** BEGIN Supplied material **
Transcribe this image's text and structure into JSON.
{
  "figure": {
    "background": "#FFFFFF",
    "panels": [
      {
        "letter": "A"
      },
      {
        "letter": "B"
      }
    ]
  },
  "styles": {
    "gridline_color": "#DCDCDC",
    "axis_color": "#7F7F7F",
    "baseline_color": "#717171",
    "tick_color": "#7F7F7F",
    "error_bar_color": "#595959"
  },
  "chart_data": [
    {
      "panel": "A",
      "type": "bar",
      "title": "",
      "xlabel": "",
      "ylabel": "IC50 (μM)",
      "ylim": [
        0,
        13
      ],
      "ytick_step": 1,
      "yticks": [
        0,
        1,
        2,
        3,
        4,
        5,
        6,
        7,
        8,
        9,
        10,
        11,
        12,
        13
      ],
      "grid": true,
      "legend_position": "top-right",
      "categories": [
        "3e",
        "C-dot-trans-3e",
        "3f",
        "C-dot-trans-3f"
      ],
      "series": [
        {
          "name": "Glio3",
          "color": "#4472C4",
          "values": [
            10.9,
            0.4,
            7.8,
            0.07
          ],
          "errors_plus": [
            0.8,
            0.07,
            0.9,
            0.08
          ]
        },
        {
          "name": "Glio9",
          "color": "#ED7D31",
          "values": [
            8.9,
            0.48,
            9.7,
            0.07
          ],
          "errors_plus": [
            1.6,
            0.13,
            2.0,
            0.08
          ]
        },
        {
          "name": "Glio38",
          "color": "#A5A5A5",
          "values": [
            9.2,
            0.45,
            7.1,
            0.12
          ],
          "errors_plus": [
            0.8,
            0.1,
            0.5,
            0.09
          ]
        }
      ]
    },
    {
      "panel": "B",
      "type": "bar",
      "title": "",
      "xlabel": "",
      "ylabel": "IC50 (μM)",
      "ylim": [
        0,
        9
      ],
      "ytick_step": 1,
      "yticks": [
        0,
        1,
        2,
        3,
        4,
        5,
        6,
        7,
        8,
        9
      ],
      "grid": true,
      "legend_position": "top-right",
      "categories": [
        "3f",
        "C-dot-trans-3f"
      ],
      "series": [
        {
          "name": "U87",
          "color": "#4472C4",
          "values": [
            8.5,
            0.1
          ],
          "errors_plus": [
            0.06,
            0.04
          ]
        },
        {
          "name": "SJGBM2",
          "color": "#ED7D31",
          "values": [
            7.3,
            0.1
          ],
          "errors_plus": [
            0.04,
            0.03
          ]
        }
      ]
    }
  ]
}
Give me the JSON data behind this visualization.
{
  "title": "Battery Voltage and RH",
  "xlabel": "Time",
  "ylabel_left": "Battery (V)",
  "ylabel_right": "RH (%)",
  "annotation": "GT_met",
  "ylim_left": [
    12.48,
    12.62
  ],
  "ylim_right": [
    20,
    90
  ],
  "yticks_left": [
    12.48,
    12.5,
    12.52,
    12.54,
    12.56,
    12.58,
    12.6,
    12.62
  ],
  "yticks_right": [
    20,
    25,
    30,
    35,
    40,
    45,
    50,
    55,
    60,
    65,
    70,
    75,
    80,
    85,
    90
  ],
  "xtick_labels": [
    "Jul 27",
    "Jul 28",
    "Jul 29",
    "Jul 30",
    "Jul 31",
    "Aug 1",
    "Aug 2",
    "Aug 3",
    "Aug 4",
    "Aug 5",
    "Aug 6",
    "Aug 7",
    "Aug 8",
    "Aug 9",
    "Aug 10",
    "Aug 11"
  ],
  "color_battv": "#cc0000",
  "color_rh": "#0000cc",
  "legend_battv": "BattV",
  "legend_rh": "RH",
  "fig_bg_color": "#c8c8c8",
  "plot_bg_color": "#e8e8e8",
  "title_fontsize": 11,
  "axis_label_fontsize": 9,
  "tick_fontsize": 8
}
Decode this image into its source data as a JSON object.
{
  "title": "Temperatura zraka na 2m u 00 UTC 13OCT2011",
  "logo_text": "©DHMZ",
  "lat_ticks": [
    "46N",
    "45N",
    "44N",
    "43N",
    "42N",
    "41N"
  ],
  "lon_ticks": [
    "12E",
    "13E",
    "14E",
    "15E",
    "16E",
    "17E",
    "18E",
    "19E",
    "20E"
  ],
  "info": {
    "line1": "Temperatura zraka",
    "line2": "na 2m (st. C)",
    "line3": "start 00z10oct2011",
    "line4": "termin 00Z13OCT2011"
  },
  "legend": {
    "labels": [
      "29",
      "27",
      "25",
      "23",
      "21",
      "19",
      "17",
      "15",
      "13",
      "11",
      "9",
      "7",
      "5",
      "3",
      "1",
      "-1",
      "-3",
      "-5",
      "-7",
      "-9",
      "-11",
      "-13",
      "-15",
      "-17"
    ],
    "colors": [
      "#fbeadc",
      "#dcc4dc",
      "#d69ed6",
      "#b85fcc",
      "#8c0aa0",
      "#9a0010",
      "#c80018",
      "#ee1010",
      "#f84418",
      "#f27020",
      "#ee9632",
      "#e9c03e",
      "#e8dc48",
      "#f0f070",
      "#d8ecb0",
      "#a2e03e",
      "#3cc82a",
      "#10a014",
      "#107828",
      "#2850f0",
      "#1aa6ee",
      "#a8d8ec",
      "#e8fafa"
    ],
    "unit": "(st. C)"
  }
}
** END Supplied material **
● Task requirements:
Please repeat the listing above in full and exactly.

● Problem solution:
Transcribe this image's text and structure into JSON.
{
  "figure": {
    "background": "#FFFFFF",
    "panels": [
      {
        "letter": "A"
      },
      {
        "letter": "B"
      }
    ]
  },
  "styles": {
    "gridline_color": "#DCDCDC",
    "axis_color": "#7F7F7F",
    "baseline_color": "#717171",
    "tick_color": "#7F7F7F",
    "error_bar_color": "#595959"
  },
  "chart_data": [
    {
      "panel": "A",
      "type": "bar",
      "title": "",
      "xlabel": "",
      "ylabel": "IC50 (μM)",
      "ylim": [
        0,
        13
      ],
      "ytick_step": 1,
      "yticks": [
        0,
        1,
        2,
        3,
        4,
        5,
        6,
        7,
        8,
        9,
        10,
        11,
        12,
        13
      ],
      "grid": true,
      "legend_position": "top-right",
      "categories": [
        "3e",
        "C-dot-trans-3e",
        "3f",
        "C-dot-trans-3f"
      ],
      "series": [
        {
          "name": "Glio3",
          "color": "#4472C4",
          "values": [
            10.9,
            0.4,
            7.8,
            0.07
          ],
          "errors_plus": [
            0.8,
            0.07,
            0.9,
            0.08
          ]
        },
        {
          "name": "Glio9",
          "color": "#ED7D31",
          "values": [
            8.9,
            0.48,
            9.7,
            0.07
          ],
          "errors_plus": [
            1.6,
            0.13,
            2.0,
            0.08
          ]
        },
        {
          "name": "Glio38",
          "color": "#A5A5A5",
          "values": [
            9.2,
            0.45,
            7.1,
            0.12
          ],
          "errors_plus": [
            0.8,
            0.1,
            0.5,
            0.09
          ]
        }
      ]
    },
    {
      "panel": "B",
      "type": "bar",
      "title": "",
      "xlabel": "",
      "ylabel": "IC50 (μM)",
      "ylim": [
        0,
        9
      ],
      "ytick_step": 1,
      "yticks": [
        0,
        1,
        2,
        3,
        4,
        5,
        6,
        7,
        8,
        9
      ],
      "grid": true,
      "legend_position": "top-right",
      "categories": [
        "3f",
        "C-dot-trans-3f"
      ],
      "series": [
        {
          "name": "U87",
          "color": "#4472C4",
          "values": [
            8.5,
            0.1
          ],
          "errors_plus": [
            0.06,
            0.04
          ]
        },
        {
          "name": "SJGBM2",
          "color": "#ED7D31",
          "values": [
            7.3,
            0.1
          ],
          "errors_plus": [
            0.04,
            0.03
          ]
        }
      ]
    }
  ]
}
Give me the JSON data behind this visualization.
{
  "title": "Battery Voltage and RH",
  "xlabel": "Time",
  "ylabel_left": "Battery (V)",
  "ylabel_right": "RH (%)",
  "annotation": "GT_met",
  "ylim_left": [
    12.48,
    12.62
  ],
  "ylim_right": [
    20,
    90
  ],
  "yticks_left": [
    12.48,
    12.5,
    12.52,
    12.54,
    12.56,
    12.58,
    12.6,
    12.62
  ],
  "yticks_right": [
    20,
    25,
    30,
    35,
    40,
    45,
    50,
    55,
    60,
    65,
    70,
    75,
    80,
    85,
    90
  ],
  "xtick_labels": [
    "Jul 27",
    "Jul 28",
    "Jul 29",
    "Jul 30",
    "Jul 31",
    "Aug 1",
    "Aug 2",
    "Aug 3",
    "Aug 4",
    "Aug 5",
    "Aug 6",
    "Aug 7",
    "Aug 8",
    "Aug 9",
    "Aug 10",
    "Aug 11"
  ],
  "color_battv": "#cc0000",
  "color_rh": "#0000cc",
  "legend_battv": "BattV",
  "legend_rh": "RH",
  "fig_bg_color": "#c8c8c8",
  "plot_bg_color": "#e8e8e8",
  "title_fontsize": 11,
  "axis_label_fontsize": 9,
  "tick_fontsize": 8
}
Decode this image into its source data as a JSON object.
{
  "title": "Temperatura zraka na 2m u 00 UTC 13OCT2011",
  "logo_text": "©DHMZ",
  "lat_ticks": [
    "46N",
    "45N",
    "44N",
    "43N",
    "42N",
    "41N"
  ],
  "lon_ticks": [
    "12E",
    "13E",
    "14E",
    "15E",
    "16E",
    "17E",
    "18E",
    "19E",
    "20E"
  ],
  "info": {
    "line1": "Temperatura zraka",
    "line2": "na 2m (st. C)",
    "line3": "start 00z10oct2011",
    "line4": "termin 00Z13OCT2011"
  },
  "legend": {
    "labels": [
      "29",
      "27",
      "25",
      "23",
      "21",
      "19",
      "17",
      "15",
      "13",
      "11",
      "9",
      "7",
      "5",
      "3",
      "1",
      "-1",
      "-3",
      "-5",
      "-7",
      "-9",
      "-11",
      "-13",
      "-15",
      "-17"
    ],
    "colors": [
      "#fbeadc",
      "#dcc4dc",
      "#d69ed6",
      "#b85fcc",
      "#8c0aa0",
      "#9a0010",
      "#c80018",
      "#ee1010",
      "#f84418",
      "#f27020",
      "#ee9632",
      "#e9c03e",
      "#e8dc48",
      "#f0f070",
      "#d8ecb0",
      "#a2e03e",
      "#3cc82a",
      "#10a014",
      "#107828",
      "#2850f0",
      "#1aa6ee",
      "#a8d8ec",
      "#e8fafa"
    ],
    "unit": "(st. C)"
  }
}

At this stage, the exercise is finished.